▶ _TASK TO COMPLETE_
Pull out all lines from the listing below in which the word "things" appears.

▶ _RAW DATA_
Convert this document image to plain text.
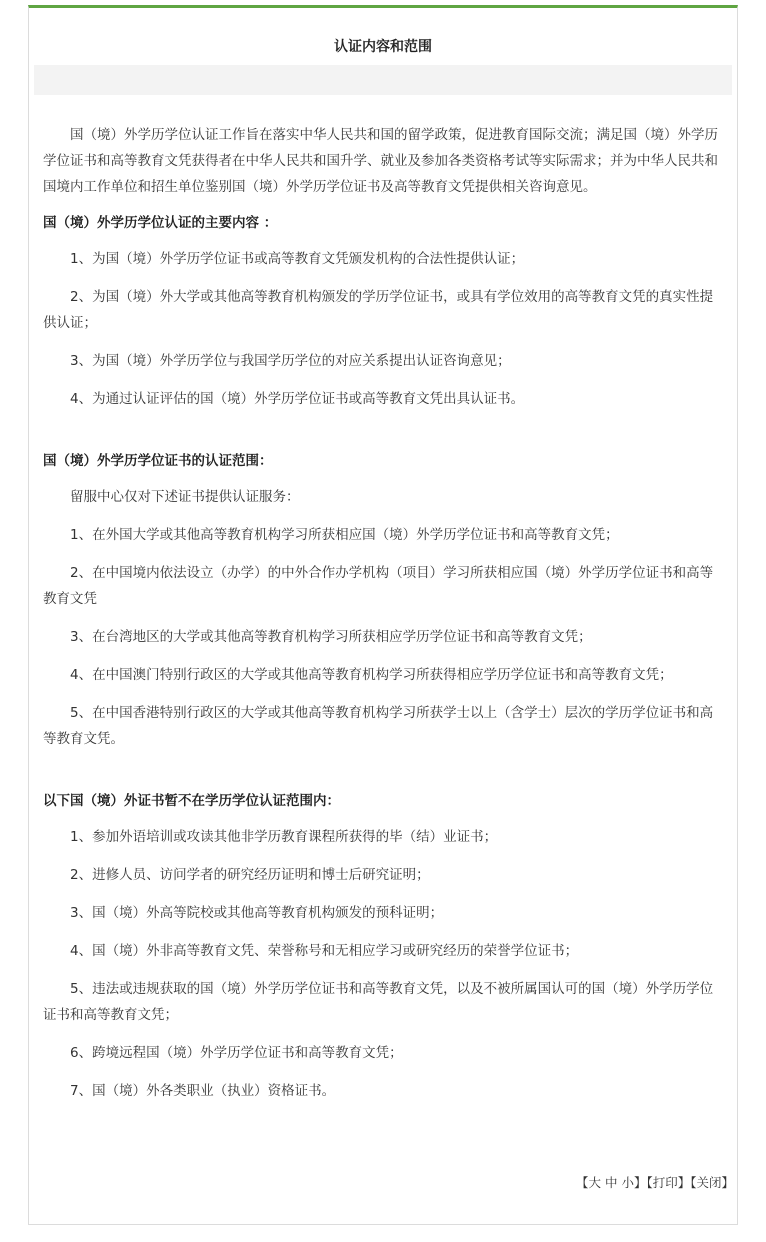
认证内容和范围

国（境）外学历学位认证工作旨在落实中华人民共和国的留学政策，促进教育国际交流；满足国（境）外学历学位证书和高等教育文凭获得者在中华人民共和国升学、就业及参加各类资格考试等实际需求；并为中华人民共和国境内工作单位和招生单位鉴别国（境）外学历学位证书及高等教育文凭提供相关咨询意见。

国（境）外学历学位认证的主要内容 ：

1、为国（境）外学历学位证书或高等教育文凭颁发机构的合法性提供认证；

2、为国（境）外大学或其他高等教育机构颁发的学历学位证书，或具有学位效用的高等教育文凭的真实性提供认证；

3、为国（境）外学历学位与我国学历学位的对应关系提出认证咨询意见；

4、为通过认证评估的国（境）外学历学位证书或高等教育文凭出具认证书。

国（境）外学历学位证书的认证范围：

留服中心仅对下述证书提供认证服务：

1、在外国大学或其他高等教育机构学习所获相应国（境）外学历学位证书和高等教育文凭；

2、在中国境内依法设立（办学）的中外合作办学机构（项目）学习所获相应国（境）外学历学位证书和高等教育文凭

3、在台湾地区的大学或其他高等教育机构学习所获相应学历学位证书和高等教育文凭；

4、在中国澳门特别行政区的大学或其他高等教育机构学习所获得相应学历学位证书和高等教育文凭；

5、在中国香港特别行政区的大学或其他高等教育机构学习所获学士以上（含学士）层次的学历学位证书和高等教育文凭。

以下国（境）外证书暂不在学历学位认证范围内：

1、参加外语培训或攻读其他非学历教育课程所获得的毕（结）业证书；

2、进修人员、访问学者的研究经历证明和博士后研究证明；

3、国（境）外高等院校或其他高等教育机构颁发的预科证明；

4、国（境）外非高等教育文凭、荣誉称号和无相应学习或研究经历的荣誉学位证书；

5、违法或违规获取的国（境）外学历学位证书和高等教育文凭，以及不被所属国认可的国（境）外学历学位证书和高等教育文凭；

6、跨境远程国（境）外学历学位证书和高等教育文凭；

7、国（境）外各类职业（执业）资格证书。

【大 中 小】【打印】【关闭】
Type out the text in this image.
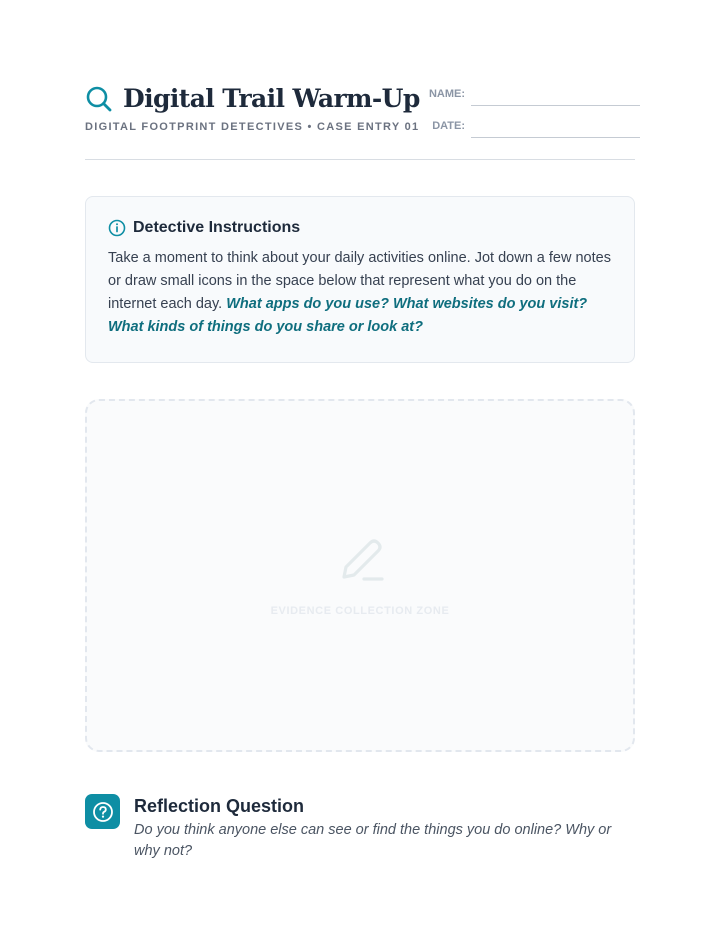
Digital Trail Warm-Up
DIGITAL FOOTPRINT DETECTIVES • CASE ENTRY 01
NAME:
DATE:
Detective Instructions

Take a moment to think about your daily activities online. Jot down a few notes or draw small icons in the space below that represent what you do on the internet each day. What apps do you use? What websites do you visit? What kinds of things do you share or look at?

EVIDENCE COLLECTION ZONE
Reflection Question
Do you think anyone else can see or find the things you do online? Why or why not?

▶ _THE RESPONSE_
Take a moment to think about your daily activities online. Jot down a few notes or draw small icons in the space below that represent what you do on the internet each day. What apps do you use? What websites do you visit? What kinds of things do you share or look at?
Do you think anyone else can see or find the things you do online? Why or why not?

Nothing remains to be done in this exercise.